- _What the task asks_
Pictures in the data below are not part of the copy; transcribe everything else exactly.

Dataset records
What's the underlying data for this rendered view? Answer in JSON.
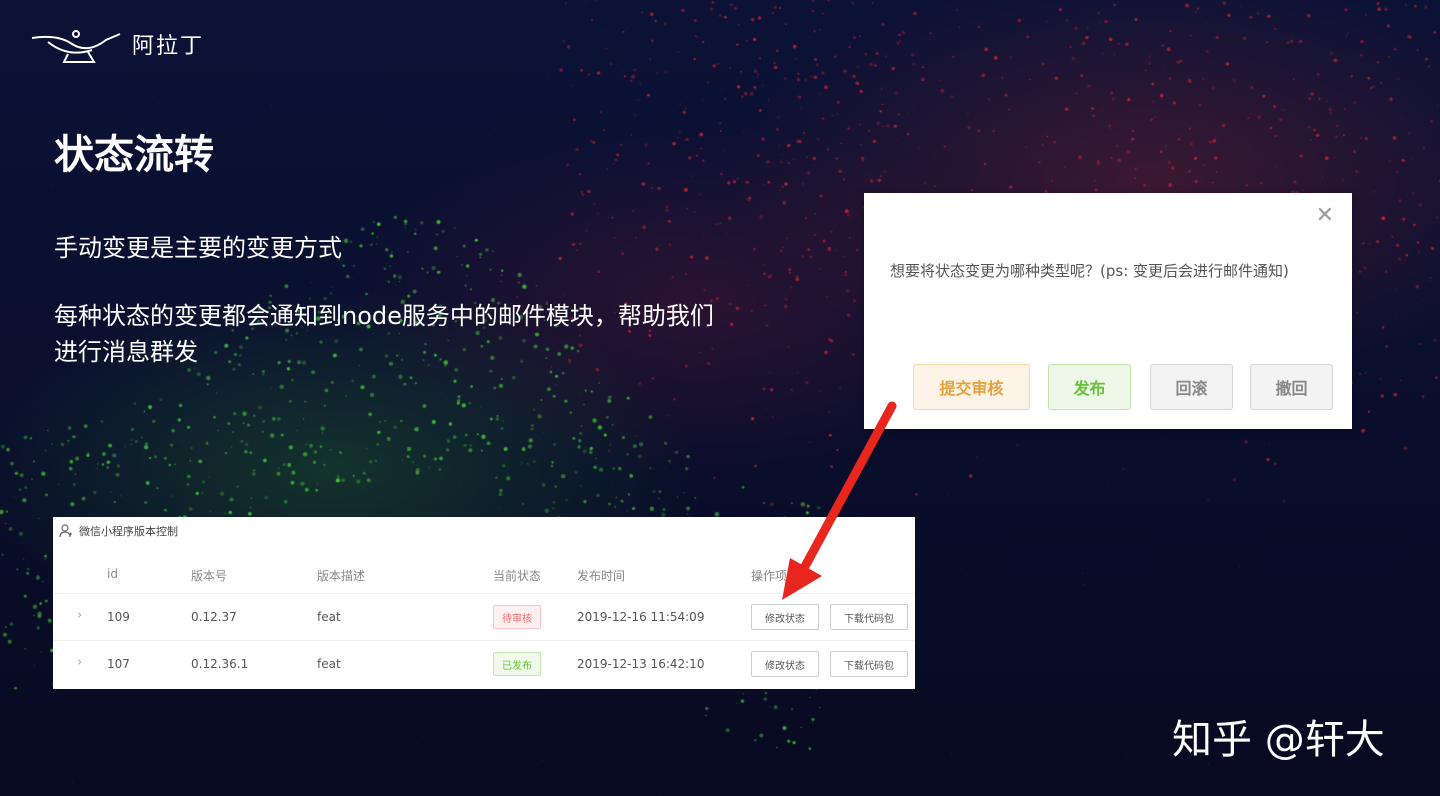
{
  "brand": {
    "name": "阿拉丁",
    "logo_icon": "magic-lamp-icon"
  },
  "slide": {
    "title": "状态流转",
    "line1": "手动变更是主要的变更方式",
    "line2": "每种状态的变更都会通知到node服务中的邮件模块，帮助我们进行消息群发"
  },
  "dialog": {
    "close_icon": "close-icon",
    "message": "想要将状态变更为哪种类型呢？(ps: 变更后会进行邮件通知)",
    "buttons": {
      "submit_review": "提交审核",
      "publish": "发布",
      "rollback": "回滚",
      "revoke": "撤回"
    }
  },
  "table": {
    "title": "微信小程序版本控制",
    "headers": {
      "id": "id",
      "version": "版本号",
      "description": "版本描述",
      "status": "当前状态",
      "publish_time": "发布时间",
      "actions": "操作项"
    },
    "rows": [
      {
        "id": "109",
        "version": "0.12.37",
        "description": "feat",
        "status": "待审核",
        "publish_time": "2019-12-16 11:54:09",
        "modify": "修改状态",
        "download": "下载代码包"
      },
      {
        "id": "107",
        "version": "0.12.36.1",
        "description": "feat",
        "status": "已发布",
        "publish_time": "2019-12-13 16:42:10",
        "modify": "修改状态",
        "download": "下载代码包"
      }
    ]
  },
  "watermark": "知乎 @轩大",
  "colors": {
    "arrow": "#e8261d",
    "submit": "#e6a23c",
    "publish": "#67c23a",
    "pending": "#f56c6c"
  }
}
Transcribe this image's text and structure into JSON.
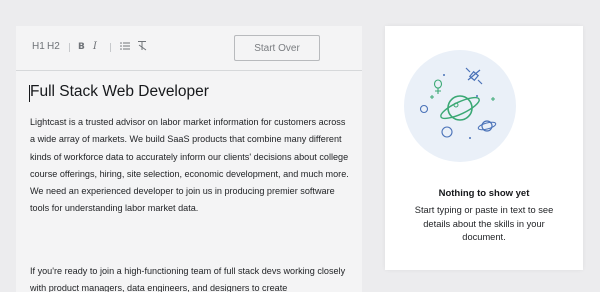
{
  "toolbar": {
    "h1_label": "H1",
    "h2_label": "H2",
    "bold_label": "B",
    "italic_label": "I",
    "start_over_label": "Start Over"
  },
  "document": {
    "title": "Full Stack Web Developer",
    "paragraphs": [
      "Lightcast is a trusted advisor on labor market information for customers across a wide array of markets. We build SaaS products that combine many different kinds of workforce data to accurately inform our clients' decisions about college course offerings, hiring, site selection, economic development, and much more. We need an experienced developer to join us in producing premier software tools for understanding labor market data.",
      "If you're ready to join a high-functioning team of full stack devs working closely with product managers, data engineers, and designers to create"
    ]
  },
  "empty_state": {
    "title": "Nothing to show yet",
    "description": "Start typing or paste in text to see details about the skills in your document."
  },
  "colors": {
    "accent_green": "#3aa874",
    "accent_blue": "#4a72b8",
    "illustration_bg": "#eaf0f8"
  }
}
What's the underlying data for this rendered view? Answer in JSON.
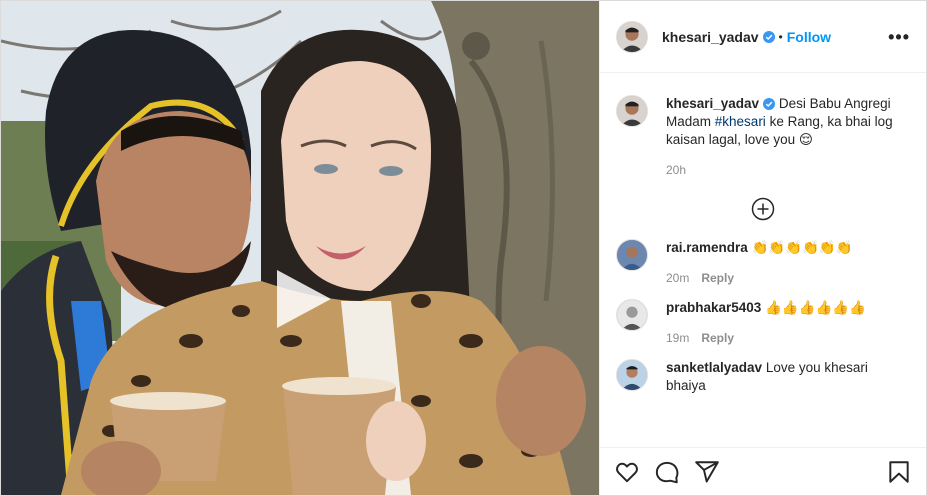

- _Exercise response_
What's the underlying data for this rendered view? Answer in JSON.
{
  "brand": {
    "name": "阿拉丁",
    "logo_icon": "magic-lamp-icon"
  },
  "slide": {
    "title": "状态流转",
    "line1": "手动变更是主要的变更方式",
    "line2": "每种状态的变更都会通知到node服务中的邮件模块，帮助我们进行消息群发"
  },
  "dialog": {
    "close_icon": "close-icon",
    "message": "想要将状态变更为哪种类型呢？(ps: 变更后会进行邮件通知)",
    "buttons": {
      "submit_review": "提交审核",
      "publish": "发布",
      "rollback": "回滚",
      "revoke": "撤回"
    }
  },
  "table": {
    "title": "微信小程序版本控制",
    "headers": {
      "id": "id",
      "version": "版本号",
      "description": "版本描述",
      "status": "当前状态",
      "publish_time": "发布时间",
      "actions": "操作项"
    },
    "rows": [
      {
        "id": "109",
        "version": "0.12.37",
        "description": "feat",
        "status": "待审核",
        "publish_time": "2019-12-16 11:54:09",
        "modify": "修改状态",
        "download": "下载代码包"
      },
      {
        "id": "107",
        "version": "0.12.36.1",
        "description": "feat",
        "status": "已发布",
        "publish_time": "2019-12-13 16:42:10",
        "modify": "修改状态",
        "download": "下载代码包"
      }
    ]
  },
  "watermark": "知乎 @轩大",
  "colors": {
    "arrow": "#e8261d",
    "submit": "#e6a23c",
    "publish": "#67c23a",
    "pending": "#f56c6c"
  }
}
Transcribe this image's text and structure into JSON.
{
  "toolbar": {
    "h1_label": "H1",
    "h2_label": "H2",
    "bold_label": "B",
    "italic_label": "I",
    "start_over_label": "Start Over"
  },
  "document": {
    "title": "Full Stack Web Developer",
    "paragraphs": [
      "Lightcast is a trusted advisor on labor market information for customers across a wide array of markets. We build SaaS products that combine many different kinds of workforce data to accurately inform our clients' decisions about college course offerings, hiring, site selection, economic development, and much more. We need an experienced developer to join us in producing premier software tools for understanding labor market data.",
      "If you're ready to join a high-functioning team of full stack devs working closely with product managers, data engineers, and designers to create"
    ]
  },
  "empty_state": {
    "title": "Nothing to show yet",
    "description": "Start typing or paste in text to see details about the skills in your document."
  },
  "colors": {
    "accent_green": "#3aa874",
    "accent_blue": "#4a72b8",
    "illustration_bg": "#eaf0f8"
  }
}
What's the underlying data for this rendered view? Answer in JSON.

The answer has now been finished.